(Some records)
# # # # #

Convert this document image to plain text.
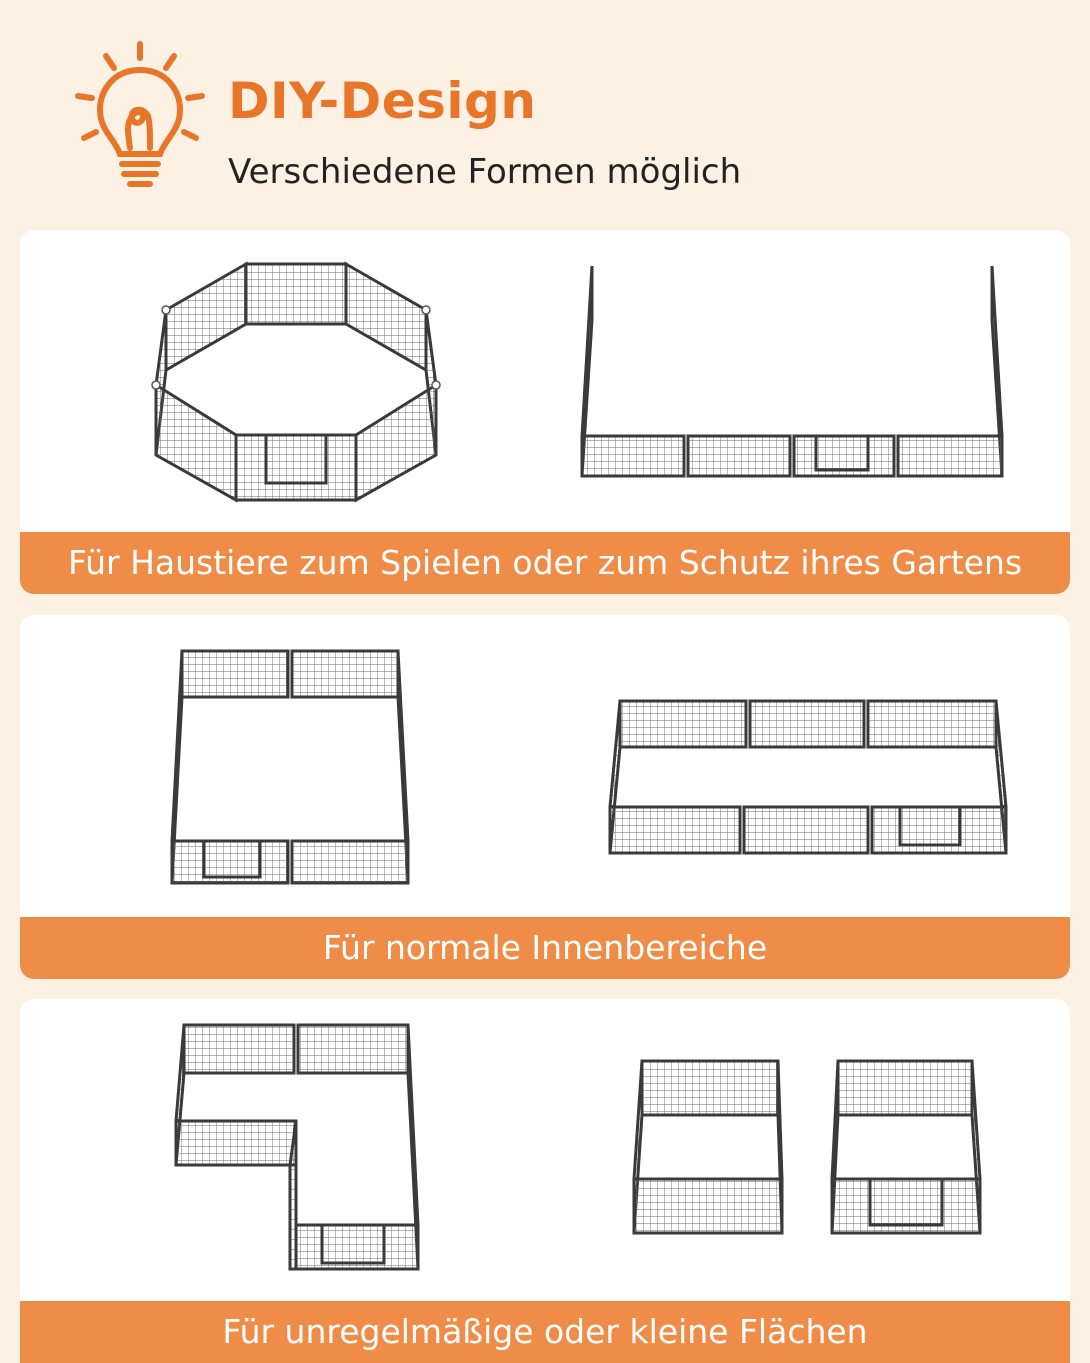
DIY-Design
Verschiedene Formen möglich
Für Haustiere zum Spielen oder zum Schutz ihres Gartens
Für normale Innenbereiche
Für unregelmäßige oder kleine Flächen
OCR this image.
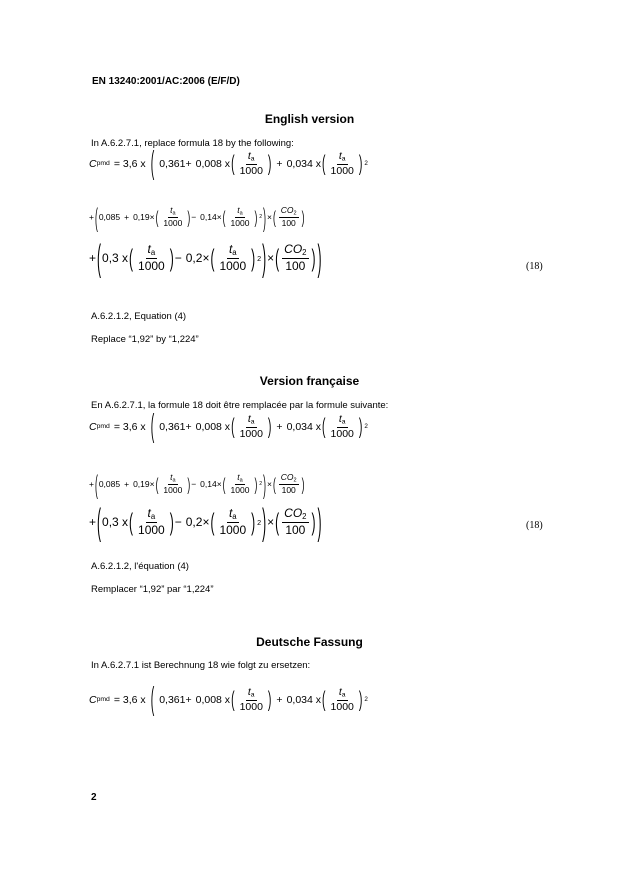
EN 13240:2001/AC:2006 (E/F/D)
English version
In A.6.2.7.1, replace formula 18 by the following:
C pmd = 3,6 x ( 0,361 + 0,008 x ( $\frac{t_a}{1000}$ ) + 0,034 x ( $\frac{t_a}{1000}$ ) 2
+ ( 0,085 + 0,19 × ( $\frac{t_a}{1000}$ ) − 0,14 × ( $\frac{t_a}{1000}$ ) 2 ) × ( $\frac{CO_2}{100}$ )
+ ( 0,3 x ( $\frac{t_a}{1000}$ ) − 0,2 × ( $\frac{t_a}{1000}$ ) 2 ) × ( $\frac{CO_2}{100}$ ) )	(18)
A.6.2.1.2, Equation (4)
Replace “1,92” by “1,224”
Version française
En A.6.2.7.1, la formule 18 doit être remplacée par la formule suivante:
C pmd = 3,6 x ( 0,361 + 0,008 x ( $\frac{t_a}{1000}$ ) + 0,034 x ( $\frac{t_a}{1000}$ ) 2
+ ( 0,085 + 0,19 × ( $\frac{t_a}{1000}$ ) − 0,14 × ( $\frac{t_a}{1000}$ ) 2 ) × ( $\frac{CO_2}{100}$ )
+ ( 0,3 x ( $\frac{t_a}{1000}$ ) − 0,2 × ( $\frac{t_a}{1000}$ ) 2 ) × ( $\frac{CO_2}{100}$ ) )	(18)
A.6.2.1.2, l'équation (4)
Remplacer “1,92” par “1,224”
Deutsche Fassung
In A.6.2.7.1 ist Berechnung 18 wie folgt zu ersetzen:
C pmd = 3,6 x ( 0,361 + 0,008 x ( $\frac{t_a}{1000}$ ) + 0,034 x ( $\frac{t_a}{1000}$ ) 2
2
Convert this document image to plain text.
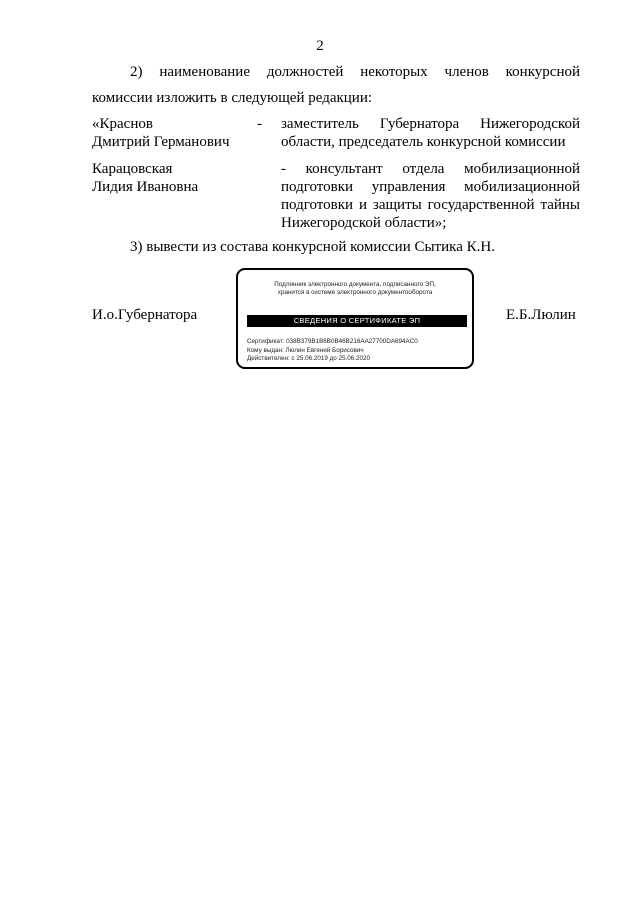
2
2) наименование должностей некоторых членов конкурсной
комиссии изложить в следующей редакции:
«Краснов
Дмитрий Германович
- заместитель Губернатора Нижегородской
области, председатель конкурсной комиссии
Карацовская
Лидия Ивановна
- консультант отдела мобилизационной
подготовки управления мобилизационной
подготовки и защиты государственной тайны
Нижегородской области»;
3) вывести из состава конкурсной комиссии Сытика К.Н.
И.о.Губернатора	Е.Б.Люлин
Подлинник электронного документа, подписанного ЭП,
хранится в системе электронного документооборота
СВЕДЕНИЯ О СЕРТИФИКАТЕ ЭП
Сертификат: 038B379B1B6B0B46B216AA27700DA694AC0
Кому выдан: Люлин Евгений Борисович
Действителен: с 25.06.2019 до 25.06.2020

# # # # #

Task statement: Go over the records above and tally the lines with the word "Нижегородской" in them. Give the number alone.

Finished answer: 2